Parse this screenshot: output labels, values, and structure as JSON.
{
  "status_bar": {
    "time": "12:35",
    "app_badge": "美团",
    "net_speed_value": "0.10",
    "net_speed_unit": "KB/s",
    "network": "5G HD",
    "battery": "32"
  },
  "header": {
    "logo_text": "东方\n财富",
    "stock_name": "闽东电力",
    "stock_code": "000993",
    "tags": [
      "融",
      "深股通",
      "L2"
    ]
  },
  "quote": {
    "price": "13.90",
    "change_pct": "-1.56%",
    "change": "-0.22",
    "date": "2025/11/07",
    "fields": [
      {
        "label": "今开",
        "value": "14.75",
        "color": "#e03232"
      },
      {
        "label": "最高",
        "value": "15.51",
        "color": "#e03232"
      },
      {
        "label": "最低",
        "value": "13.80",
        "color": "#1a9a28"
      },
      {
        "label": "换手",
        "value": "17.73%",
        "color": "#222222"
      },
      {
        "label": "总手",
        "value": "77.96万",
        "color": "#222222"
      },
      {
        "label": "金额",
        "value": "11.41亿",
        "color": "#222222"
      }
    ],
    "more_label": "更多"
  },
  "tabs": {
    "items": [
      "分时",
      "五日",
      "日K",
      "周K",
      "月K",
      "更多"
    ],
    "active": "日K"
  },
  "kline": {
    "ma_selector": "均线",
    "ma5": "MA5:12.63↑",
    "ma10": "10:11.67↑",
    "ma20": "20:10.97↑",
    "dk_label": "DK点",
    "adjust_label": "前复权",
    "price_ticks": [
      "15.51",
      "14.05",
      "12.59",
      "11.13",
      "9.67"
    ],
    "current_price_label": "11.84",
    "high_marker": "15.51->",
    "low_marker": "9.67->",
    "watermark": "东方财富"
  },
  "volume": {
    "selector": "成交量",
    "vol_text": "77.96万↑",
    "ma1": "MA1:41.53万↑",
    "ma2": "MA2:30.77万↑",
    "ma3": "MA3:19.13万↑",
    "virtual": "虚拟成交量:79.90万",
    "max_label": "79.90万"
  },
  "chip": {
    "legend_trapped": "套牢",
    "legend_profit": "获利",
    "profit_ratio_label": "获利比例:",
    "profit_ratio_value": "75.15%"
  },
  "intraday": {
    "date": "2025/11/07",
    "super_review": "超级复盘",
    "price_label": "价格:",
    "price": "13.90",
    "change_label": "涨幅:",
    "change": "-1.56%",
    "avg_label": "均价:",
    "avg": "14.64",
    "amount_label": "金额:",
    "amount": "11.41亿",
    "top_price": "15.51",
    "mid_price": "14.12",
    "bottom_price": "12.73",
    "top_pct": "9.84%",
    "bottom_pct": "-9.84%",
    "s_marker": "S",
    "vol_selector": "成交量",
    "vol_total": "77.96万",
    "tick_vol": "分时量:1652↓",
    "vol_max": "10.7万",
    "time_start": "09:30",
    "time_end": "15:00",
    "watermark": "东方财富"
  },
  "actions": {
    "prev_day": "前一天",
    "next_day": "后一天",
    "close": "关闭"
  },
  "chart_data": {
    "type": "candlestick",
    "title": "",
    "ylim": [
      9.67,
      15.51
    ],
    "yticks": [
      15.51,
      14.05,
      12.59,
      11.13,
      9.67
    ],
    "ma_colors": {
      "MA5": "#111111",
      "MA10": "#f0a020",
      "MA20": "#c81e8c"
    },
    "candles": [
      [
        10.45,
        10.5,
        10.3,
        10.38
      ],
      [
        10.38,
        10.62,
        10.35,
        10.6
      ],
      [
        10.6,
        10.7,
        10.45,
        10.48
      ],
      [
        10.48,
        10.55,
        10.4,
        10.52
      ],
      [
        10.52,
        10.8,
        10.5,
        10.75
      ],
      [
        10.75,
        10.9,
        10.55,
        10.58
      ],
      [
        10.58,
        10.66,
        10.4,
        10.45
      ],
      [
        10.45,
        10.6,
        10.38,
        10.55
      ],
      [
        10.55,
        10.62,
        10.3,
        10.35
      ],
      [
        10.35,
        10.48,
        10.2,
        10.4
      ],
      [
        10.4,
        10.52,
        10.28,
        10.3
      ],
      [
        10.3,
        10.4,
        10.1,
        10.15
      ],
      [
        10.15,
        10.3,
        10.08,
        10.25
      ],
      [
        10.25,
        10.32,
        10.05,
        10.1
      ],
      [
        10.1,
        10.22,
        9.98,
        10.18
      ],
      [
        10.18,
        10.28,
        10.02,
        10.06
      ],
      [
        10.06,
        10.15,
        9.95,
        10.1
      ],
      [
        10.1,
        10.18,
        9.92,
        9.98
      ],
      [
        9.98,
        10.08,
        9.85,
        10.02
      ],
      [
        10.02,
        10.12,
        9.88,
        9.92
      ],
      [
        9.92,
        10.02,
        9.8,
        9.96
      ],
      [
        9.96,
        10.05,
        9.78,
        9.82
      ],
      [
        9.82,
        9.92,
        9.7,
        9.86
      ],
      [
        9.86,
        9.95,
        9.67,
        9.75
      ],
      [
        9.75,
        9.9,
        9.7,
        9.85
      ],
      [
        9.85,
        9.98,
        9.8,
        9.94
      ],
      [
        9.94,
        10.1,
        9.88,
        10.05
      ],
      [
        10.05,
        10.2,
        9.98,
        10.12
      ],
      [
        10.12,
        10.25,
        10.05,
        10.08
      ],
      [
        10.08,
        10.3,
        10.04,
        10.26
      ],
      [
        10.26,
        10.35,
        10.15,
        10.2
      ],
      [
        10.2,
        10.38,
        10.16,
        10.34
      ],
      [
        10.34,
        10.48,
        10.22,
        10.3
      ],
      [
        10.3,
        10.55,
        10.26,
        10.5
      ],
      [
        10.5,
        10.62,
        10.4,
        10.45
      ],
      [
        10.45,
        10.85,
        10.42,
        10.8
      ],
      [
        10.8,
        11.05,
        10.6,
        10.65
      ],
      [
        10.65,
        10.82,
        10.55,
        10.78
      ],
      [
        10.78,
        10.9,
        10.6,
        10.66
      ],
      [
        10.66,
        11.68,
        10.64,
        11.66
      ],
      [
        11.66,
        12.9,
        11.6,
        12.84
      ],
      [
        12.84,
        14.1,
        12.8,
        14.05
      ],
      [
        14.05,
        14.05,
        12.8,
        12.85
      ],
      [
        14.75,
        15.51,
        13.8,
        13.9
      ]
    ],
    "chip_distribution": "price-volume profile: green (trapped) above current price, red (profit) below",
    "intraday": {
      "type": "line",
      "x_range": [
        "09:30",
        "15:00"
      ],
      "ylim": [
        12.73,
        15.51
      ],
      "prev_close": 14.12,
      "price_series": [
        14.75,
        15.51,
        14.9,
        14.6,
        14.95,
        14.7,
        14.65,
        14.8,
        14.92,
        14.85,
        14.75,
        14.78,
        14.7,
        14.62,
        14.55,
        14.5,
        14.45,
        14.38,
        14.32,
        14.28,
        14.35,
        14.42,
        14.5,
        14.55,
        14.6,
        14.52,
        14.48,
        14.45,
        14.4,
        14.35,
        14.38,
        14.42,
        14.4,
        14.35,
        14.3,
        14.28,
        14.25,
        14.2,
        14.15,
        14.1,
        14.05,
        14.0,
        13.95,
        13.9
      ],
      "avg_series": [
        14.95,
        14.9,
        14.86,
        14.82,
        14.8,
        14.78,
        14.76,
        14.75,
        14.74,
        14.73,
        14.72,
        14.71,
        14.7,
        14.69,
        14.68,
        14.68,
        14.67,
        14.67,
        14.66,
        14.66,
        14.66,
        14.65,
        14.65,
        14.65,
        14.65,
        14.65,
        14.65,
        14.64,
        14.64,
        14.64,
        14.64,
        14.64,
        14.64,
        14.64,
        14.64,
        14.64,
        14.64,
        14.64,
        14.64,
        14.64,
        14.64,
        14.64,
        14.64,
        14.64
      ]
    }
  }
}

____

#### Problem description:
Working from the material above, retype it in its entirety without change.

#### Answer to this problem:
Parse this screenshot: output labels, values, and structure as JSON.
{
  "status_bar": {
    "time": "12:35",
    "app_badge": "美团",
    "net_speed_value": "0.10",
    "net_speed_unit": "KB/s",
    "network": "5G HD",
    "battery": "32"
  },
  "header": {
    "logo_text": "东方\n财富",
    "stock_name": "闽东电力",
    "stock_code": "000993",
    "tags": [
      "融",
      "深股通",
      "L2"
    ]
  },
  "quote": {
    "price": "13.90",
    "change_pct": "-1.56%",
    "change": "-0.22",
    "date": "2025/11/07",
    "fields": [
      {
        "label": "今开",
        "value": "14.75",
        "color": "#e03232"
      },
      {
        "label": "最高",
        "value": "15.51",
        "color": "#e03232"
      },
      {
        "label": "最低",
        "value": "13.80",
        "color": "#1a9a28"
      },
      {
        "label": "换手",
        "value": "17.73%",
        "color": "#222222"
      },
      {
        "label": "总手",
        "value": "77.96万",
        "color": "#222222"
      },
      {
        "label": "金额",
        "value": "11.41亿",
        "color": "#222222"
      }
    ],
    "more_label": "更多"
  },
  "tabs": {
    "items": [
      "分时",
      "五日",
      "日K",
      "周K",
      "月K",
      "更多"
    ],
    "active": "日K"
  },
  "kline": {
    "ma_selector": "均线",
    "ma5": "MA5:12.63↑",
    "ma10": "10:11.67↑",
    "ma20": "20:10.97↑",
    "dk_label": "DK点",
    "adjust_label": "前复权",
    "price_ticks": [
      "15.51",
      "14.05",
      "12.59",
      "11.13",
      "9.67"
    ],
    "current_price_label": "11.84",
    "high_marker": "15.51->",
    "low_marker": "9.67->",
    "watermark": "东方财富"
  },
  "volume": {
    "selector": "成交量",
    "vol_text": "77.96万↑",
    "ma1": "MA1:41.53万↑",
    "ma2": "MA2:30.77万↑",
    "ma3": "MA3:19.13万↑",
    "virtual": "虚拟成交量:79.90万",
    "max_label": "79.90万"
  },
  "chip": {
    "legend_trapped": "套牢",
    "legend_profit": "获利",
    "profit_ratio_label": "获利比例:",
    "profit_ratio_value": "75.15%"
  },
  "intraday": {
    "date": "2025/11/07",
    "super_review": "超级复盘",
    "price_label": "价格:",
    "price": "13.90",
    "change_label": "涨幅:",
    "change": "-1.56%",
    "avg_label": "均价:",
    "avg": "14.64",
    "amount_label": "金额:",
    "amount": "11.41亿",
    "top_price": "15.51",
    "mid_price": "14.12",
    "bottom_price": "12.73",
    "top_pct": "9.84%",
    "bottom_pct": "-9.84%",
    "s_marker": "S",
    "vol_selector": "成交量",
    "vol_total": "77.96万",
    "tick_vol": "分时量:1652↓",
    "vol_max": "10.7万",
    "time_start": "09:30",
    "time_end": "15:00",
    "watermark": "东方财富"
  },
  "actions": {
    "prev_day": "前一天",
    "next_day": "后一天",
    "close": "关闭"
  },
  "chart_data": {
    "type": "candlestick",
    "title": "",
    "ylim": [
      9.67,
      15.51
    ],
    "yticks": [
      15.51,
      14.05,
      12.59,
      11.13,
      9.67
    ],
    "ma_colors": {
      "MA5": "#111111",
      "MA10": "#f0a020",
      "MA20": "#c81e8c"
    },
    "candles": [
      [
        10.45,
        10.5,
        10.3,
        10.38
      ],
      [
        10.38,
        10.62,
        10.35,
        10.6
      ],
      [
        10.6,
        10.7,
        10.45,
        10.48
      ],
      [
        10.48,
        10.55,
        10.4,
        10.52
      ],
      [
        10.52,
        10.8,
        10.5,
        10.75
      ],
      [
        10.75,
        10.9,
        10.55,
        10.58
      ],
      [
        10.58,
        10.66,
        10.4,
        10.45
      ],
      [
        10.45,
        10.6,
        10.38,
        10.55
      ],
      [
        10.55,
        10.62,
        10.3,
        10.35
      ],
      [
        10.35,
        10.48,
        10.2,
        10.4
      ],
      [
        10.4,
        10.52,
        10.28,
        10.3
      ],
      [
        10.3,
        10.4,
        10.1,
        10.15
      ],
      [
        10.15,
        10.3,
        10.08,
        10.25
      ],
      [
        10.25,
        10.32,
        10.05,
        10.1
      ],
      [
        10.1,
        10.22,
        9.98,
        10.18
      ],
      [
        10.18,
        10.28,
        10.02,
        10.06
      ],
      [
        10.06,
        10.15,
        9.95,
        10.1
      ],
      [
        10.1,
        10.18,
        9.92,
        9.98
      ],
      [
        9.98,
        10.08,
        9.85,
        10.02
      ],
      [
        10.02,
        10.12,
        9.88,
        9.92
      ],
      [
        9.92,
        10.02,
        9.8,
        9.96
      ],
      [
        9.96,
        10.05,
        9.78,
        9.82
      ],
      [
        9.82,
        9.92,
        9.7,
        9.86
      ],
      [
        9.86,
        9.95,
        9.67,
        9.75
      ],
      [
        9.75,
        9.9,
        9.7,
        9.85
      ],
      [
        9.85,
        9.98,
        9.8,
        9.94
      ],
      [
        9.94,
        10.1,
        9.88,
        10.05
      ],
      [
        10.05,
        10.2,
        9.98,
        10.12
      ],
      [
        10.12,
        10.25,
        10.05,
        10.08
      ],
      [
        10.08,
        10.3,
        10.04,
        10.26
      ],
      [
        10.26,
        10.35,
        10.15,
        10.2
      ],
      [
        10.2,
        10.38,
        10.16,
        10.34
      ],
      [
        10.34,
        10.48,
        10.22,
        10.3
      ],
      [
        10.3,
        10.55,
        10.26,
        10.5
      ],
      [
        10.5,
        10.62,
        10.4,
        10.45
      ],
      [
        10.45,
        10.85,
        10.42,
        10.8
      ],
      [
        10.8,
        11.05,
        10.6,
        10.65
      ],
      [
        10.65,
        10.82,
        10.55,
        10.78
      ],
      [
        10.78,
        10.9,
        10.6,
        10.66
      ],
      [
        10.66,
        11.68,
        10.64,
        11.66
      ],
      [
        11.66,
        12.9,
        11.6,
        12.84
      ],
      [
        12.84,
        14.1,
        12.8,
        14.05
      ],
      [
        14.05,
        14.05,
        12.8,
        12.85
      ],
      [
        14.75,
        15.51,
        13.8,
        13.9
      ]
    ],
    "chip_distribution": "price-volume profile: green (trapped) above current price, red (profit) below",
    "intraday": {
      "type": "line",
      "x_range": [
        "09:30",
        "15:00"
      ],
      "ylim": [
        12.73,
        15.51
      ],
      "prev_close": 14.12,
      "price_series": [
        14.75,
        15.51,
        14.9,
        14.6,
        14.95,
        14.7,
        14.65,
        14.8,
        14.92,
        14.85,
        14.75,
        14.78,
        14.7,
        14.62,
        14.55,
        14.5,
        14.45,
        14.38,
        14.32,
        14.28,
        14.35,
        14.42,
        14.5,
        14.55,
        14.6,
        14.52,
        14.48,
        14.45,
        14.4,
        14.35,
        14.38,
        14.42,
        14.4,
        14.35,
        14.3,
        14.28,
        14.25,
        14.2,
        14.15,
        14.1,
        14.05,
        14.0,
        13.95,
        13.9
      ],
      "avg_series": [
        14.95,
        14.9,
        14.86,
        14.82,
        14.8,
        14.78,
        14.76,
        14.75,
        14.74,
        14.73,
        14.72,
        14.71,
        14.7,
        14.69,
        14.68,
        14.68,
        14.67,
        14.67,
        14.66,
        14.66,
        14.66,
        14.65,
        14.65,
        14.65,
        14.65,
        14.65,
        14.65,
        14.64,
        14.64,
        14.64,
        14.64,
        14.64,
        14.64,
        14.64,
        14.64,
        14.64,
        14.64,
        14.64,
        14.64,
        14.64,
        14.64,
        14.64,
        14.64,
        14.64
      ]
    }
  }
}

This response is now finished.